Stored items from a collection:

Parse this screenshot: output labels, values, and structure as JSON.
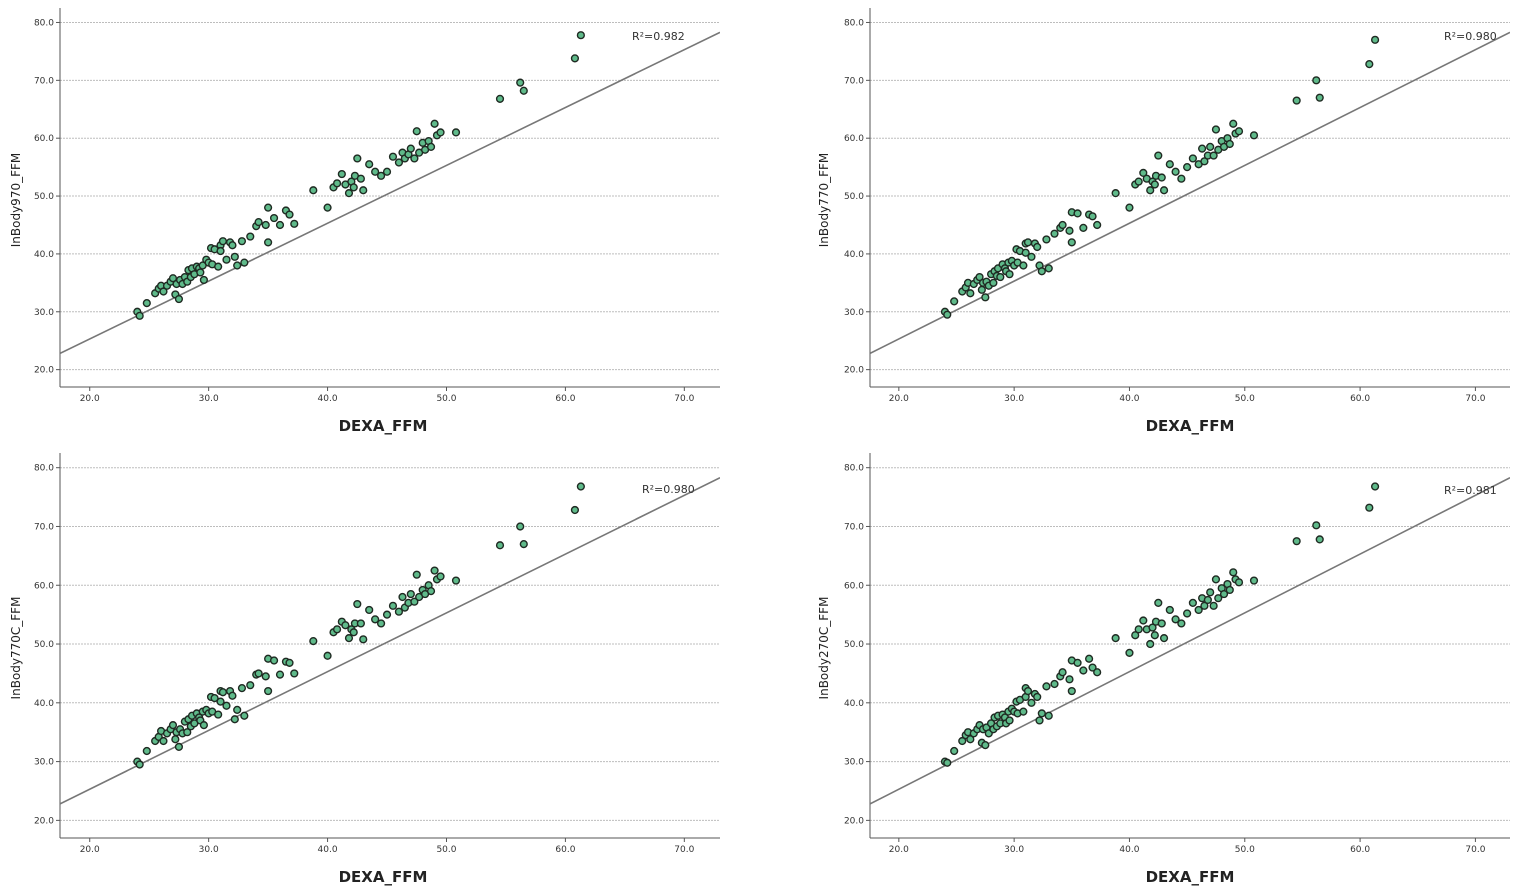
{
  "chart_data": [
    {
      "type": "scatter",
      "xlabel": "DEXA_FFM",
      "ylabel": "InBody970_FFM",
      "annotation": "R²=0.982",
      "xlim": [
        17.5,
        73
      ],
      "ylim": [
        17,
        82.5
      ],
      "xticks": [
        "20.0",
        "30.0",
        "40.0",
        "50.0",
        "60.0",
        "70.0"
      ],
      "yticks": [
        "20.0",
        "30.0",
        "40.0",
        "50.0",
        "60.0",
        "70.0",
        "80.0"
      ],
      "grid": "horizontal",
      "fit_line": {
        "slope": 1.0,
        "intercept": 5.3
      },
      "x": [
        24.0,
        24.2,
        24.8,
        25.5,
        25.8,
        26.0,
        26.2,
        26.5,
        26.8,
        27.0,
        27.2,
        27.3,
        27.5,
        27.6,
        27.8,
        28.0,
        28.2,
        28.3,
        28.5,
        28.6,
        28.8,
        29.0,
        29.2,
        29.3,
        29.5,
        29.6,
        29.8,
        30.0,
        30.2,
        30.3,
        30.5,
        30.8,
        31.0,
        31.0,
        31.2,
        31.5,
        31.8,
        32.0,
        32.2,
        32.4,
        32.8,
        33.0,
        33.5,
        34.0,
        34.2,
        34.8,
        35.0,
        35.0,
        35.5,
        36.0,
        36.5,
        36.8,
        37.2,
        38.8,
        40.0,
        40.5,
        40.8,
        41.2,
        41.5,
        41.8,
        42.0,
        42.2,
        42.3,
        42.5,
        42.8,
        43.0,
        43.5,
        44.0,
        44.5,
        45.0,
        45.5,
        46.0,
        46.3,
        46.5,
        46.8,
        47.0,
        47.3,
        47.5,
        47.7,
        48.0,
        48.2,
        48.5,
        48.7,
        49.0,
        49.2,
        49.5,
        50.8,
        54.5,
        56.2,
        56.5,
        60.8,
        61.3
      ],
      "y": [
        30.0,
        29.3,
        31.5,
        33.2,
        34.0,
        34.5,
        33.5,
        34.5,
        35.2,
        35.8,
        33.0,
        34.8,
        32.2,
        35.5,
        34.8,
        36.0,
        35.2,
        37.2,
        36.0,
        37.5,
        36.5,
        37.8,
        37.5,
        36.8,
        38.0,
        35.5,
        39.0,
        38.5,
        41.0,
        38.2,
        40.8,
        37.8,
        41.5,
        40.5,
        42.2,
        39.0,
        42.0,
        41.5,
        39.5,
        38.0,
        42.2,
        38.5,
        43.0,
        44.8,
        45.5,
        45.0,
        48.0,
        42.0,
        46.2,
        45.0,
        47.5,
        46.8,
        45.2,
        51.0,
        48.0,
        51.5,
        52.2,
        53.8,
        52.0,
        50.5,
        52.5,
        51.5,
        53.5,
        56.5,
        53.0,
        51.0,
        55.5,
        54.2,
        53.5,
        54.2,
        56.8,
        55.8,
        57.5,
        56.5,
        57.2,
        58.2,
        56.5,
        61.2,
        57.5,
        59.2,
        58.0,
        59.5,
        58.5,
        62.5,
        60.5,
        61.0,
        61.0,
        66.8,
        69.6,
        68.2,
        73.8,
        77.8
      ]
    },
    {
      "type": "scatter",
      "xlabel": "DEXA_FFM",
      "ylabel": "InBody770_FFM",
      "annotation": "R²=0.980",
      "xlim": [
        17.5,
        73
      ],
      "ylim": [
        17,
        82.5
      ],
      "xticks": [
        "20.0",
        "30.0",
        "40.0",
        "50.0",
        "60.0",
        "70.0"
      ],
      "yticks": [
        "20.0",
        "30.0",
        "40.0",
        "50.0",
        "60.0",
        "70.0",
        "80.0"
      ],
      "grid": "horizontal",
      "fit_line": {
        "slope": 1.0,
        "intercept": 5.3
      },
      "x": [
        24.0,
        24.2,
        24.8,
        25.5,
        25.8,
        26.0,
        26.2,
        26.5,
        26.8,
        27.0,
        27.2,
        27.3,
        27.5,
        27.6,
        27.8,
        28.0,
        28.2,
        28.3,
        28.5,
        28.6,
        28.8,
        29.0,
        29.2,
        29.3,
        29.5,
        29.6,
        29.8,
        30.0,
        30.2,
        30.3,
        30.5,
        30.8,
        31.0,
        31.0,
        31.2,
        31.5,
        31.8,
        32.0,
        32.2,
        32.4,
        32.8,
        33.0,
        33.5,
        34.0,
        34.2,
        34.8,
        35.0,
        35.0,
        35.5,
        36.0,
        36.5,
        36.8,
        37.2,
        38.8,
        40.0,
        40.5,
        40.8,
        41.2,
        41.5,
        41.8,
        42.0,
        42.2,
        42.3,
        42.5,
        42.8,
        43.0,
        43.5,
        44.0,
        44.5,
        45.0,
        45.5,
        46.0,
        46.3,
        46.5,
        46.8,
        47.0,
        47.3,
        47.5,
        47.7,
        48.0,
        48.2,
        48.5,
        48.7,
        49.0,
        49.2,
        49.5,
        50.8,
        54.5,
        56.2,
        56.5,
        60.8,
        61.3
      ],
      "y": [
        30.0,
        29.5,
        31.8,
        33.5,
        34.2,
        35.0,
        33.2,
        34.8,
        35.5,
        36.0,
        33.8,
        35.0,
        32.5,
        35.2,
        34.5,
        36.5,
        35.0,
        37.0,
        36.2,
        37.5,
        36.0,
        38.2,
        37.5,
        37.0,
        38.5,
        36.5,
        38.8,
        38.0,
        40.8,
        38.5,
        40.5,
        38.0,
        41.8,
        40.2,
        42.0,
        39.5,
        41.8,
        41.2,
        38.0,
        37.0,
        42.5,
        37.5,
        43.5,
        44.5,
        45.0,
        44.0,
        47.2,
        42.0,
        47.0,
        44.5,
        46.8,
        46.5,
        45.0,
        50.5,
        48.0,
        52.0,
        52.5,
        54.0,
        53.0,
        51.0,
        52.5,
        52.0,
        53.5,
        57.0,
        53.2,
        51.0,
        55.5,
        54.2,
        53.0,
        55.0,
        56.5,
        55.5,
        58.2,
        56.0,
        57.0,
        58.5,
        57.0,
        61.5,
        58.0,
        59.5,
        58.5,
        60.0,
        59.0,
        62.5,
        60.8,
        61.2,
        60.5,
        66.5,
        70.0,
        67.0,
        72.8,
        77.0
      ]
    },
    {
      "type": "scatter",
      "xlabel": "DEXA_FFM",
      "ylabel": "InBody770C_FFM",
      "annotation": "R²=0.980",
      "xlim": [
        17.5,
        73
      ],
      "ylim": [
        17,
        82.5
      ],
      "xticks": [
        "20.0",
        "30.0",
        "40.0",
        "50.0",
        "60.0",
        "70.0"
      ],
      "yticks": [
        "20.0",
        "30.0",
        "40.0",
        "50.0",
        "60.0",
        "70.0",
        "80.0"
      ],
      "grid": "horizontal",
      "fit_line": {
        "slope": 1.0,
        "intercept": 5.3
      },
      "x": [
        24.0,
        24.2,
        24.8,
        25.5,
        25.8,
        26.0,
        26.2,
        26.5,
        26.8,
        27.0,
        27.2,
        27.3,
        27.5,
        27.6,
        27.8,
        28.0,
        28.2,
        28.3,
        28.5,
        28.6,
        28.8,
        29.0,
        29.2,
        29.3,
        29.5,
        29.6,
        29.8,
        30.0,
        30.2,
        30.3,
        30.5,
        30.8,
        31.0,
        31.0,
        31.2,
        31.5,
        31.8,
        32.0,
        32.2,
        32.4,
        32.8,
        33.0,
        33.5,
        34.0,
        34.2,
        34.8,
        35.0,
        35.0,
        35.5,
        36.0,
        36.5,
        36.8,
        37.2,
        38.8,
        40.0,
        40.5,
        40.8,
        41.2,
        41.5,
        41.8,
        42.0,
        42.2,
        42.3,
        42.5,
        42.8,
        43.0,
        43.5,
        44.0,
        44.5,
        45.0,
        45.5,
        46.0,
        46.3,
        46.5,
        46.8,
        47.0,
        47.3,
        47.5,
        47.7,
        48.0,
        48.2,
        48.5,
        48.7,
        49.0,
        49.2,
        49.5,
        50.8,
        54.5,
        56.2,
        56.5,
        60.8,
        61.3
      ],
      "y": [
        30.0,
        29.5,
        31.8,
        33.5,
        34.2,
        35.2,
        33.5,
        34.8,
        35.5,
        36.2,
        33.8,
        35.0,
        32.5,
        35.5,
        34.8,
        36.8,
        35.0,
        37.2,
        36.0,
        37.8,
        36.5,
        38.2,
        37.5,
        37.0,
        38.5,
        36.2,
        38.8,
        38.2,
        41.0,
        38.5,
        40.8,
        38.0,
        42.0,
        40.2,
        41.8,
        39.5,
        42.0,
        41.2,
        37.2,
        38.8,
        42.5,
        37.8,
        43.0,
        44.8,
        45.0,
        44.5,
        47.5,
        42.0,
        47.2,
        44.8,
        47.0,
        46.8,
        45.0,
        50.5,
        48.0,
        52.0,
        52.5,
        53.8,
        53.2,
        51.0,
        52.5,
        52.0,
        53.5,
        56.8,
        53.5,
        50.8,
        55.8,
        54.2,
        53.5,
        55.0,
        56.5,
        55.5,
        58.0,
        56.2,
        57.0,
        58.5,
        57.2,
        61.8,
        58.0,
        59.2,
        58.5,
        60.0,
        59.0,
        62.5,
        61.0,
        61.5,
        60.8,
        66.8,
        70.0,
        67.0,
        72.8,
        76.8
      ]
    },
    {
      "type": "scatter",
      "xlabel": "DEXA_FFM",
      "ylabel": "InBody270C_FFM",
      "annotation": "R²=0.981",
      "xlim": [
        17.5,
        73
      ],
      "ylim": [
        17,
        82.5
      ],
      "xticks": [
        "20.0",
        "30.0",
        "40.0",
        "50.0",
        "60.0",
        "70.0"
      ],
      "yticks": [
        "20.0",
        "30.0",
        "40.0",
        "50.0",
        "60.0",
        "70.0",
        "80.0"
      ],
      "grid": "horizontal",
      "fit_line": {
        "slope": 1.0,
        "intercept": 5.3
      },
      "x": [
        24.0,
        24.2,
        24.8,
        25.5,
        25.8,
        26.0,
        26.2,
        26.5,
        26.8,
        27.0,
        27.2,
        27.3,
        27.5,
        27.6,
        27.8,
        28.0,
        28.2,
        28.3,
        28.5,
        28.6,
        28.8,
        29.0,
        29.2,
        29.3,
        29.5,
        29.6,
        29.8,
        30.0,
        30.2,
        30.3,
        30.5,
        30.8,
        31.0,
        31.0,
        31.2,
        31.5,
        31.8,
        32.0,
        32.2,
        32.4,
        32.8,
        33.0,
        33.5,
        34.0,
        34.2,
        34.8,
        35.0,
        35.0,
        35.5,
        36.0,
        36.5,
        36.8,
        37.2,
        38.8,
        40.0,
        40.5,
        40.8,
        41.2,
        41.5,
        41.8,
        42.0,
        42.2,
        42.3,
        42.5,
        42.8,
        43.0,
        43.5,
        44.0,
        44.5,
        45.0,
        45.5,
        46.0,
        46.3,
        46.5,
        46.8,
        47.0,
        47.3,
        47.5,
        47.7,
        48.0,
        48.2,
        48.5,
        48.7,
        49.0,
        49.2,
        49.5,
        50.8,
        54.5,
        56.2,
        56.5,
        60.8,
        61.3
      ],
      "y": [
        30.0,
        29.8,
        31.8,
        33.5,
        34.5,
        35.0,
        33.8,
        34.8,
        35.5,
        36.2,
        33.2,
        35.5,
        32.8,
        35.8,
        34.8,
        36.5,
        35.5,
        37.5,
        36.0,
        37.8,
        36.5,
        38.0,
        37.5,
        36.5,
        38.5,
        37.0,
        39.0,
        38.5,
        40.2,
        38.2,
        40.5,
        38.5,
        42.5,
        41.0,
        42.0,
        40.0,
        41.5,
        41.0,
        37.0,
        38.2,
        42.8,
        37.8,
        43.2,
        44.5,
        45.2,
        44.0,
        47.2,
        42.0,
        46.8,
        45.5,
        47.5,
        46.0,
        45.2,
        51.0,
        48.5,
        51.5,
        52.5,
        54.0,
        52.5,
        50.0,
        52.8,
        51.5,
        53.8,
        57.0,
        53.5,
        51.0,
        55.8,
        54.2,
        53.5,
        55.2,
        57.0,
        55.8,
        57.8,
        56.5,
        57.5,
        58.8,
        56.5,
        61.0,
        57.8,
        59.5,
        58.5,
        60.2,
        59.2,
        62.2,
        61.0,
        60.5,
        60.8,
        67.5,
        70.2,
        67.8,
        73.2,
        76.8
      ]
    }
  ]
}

§ Exercise brief
List the lines of the entries that include "annotation".

§ Response to this task
      "annotation": "R²=0.982",
      "annotation": "R²=0.980",
      "annotation": "R²=0.980",
      "annotation": "R²=0.981",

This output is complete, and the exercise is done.